EXERCISE DIRECTIONS =>
Please give the listing again, word for word, with nothing left out.
######
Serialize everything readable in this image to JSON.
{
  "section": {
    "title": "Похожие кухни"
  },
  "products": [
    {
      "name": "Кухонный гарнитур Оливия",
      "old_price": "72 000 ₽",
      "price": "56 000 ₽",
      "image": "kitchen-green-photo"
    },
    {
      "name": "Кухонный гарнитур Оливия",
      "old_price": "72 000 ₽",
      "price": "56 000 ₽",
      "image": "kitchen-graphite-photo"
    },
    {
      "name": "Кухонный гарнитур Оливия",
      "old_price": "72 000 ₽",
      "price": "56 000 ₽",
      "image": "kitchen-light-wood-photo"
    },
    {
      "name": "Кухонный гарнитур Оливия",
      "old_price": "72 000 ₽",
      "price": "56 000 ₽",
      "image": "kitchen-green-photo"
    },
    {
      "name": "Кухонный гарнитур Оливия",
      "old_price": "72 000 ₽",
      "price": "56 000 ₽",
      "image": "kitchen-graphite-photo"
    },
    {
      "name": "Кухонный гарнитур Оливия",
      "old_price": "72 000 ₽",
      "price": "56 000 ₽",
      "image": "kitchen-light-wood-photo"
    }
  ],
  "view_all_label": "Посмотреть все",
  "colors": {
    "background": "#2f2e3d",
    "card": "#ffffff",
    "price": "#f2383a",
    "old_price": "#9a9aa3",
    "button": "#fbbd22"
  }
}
######
EXERCISE OUTPUT =>
Serialize everything readable in this image to JSON.
{
  "section": {
    "title": "Похожие кухни"
  },
  "products": [
    {
      "name": "Кухонный гарнитур Оливия",
      "old_price": "72 000 ₽",
      "price": "56 000 ₽",
      "image": "kitchen-green-photo"
    },
    {
      "name": "Кухонный гарнитур Оливия",
      "old_price": "72 000 ₽",
      "price": "56 000 ₽",
      "image": "kitchen-graphite-photo"
    },
    {
      "name": "Кухонный гарнитур Оливия",
      "old_price": "72 000 ₽",
      "price": "56 000 ₽",
      "image": "kitchen-light-wood-photo"
    },
    {
      "name": "Кухонный гарнитур Оливия",
      "old_price": "72 000 ₽",
      "price": "56 000 ₽",
      "image": "kitchen-green-photo"
    },
    {
      "name": "Кухонный гарнитур Оливия",
      "old_price": "72 000 ₽",
      "price": "56 000 ₽",
      "image": "kitchen-graphite-photo"
    },
    {
      "name": "Кухонный гарнитур Оливия",
      "old_price": "72 000 ₽",
      "price": "56 000 ₽",
      "image": "kitchen-light-wood-photo"
    }
  ],
  "view_all_label": "Посмотреть все",
  "colors": {
    "background": "#2f2e3d",
    "card": "#ffffff",
    "price": "#f2383a",
    "old_price": "#9a9aa3",
    "button": "#fbbd22"
  }
}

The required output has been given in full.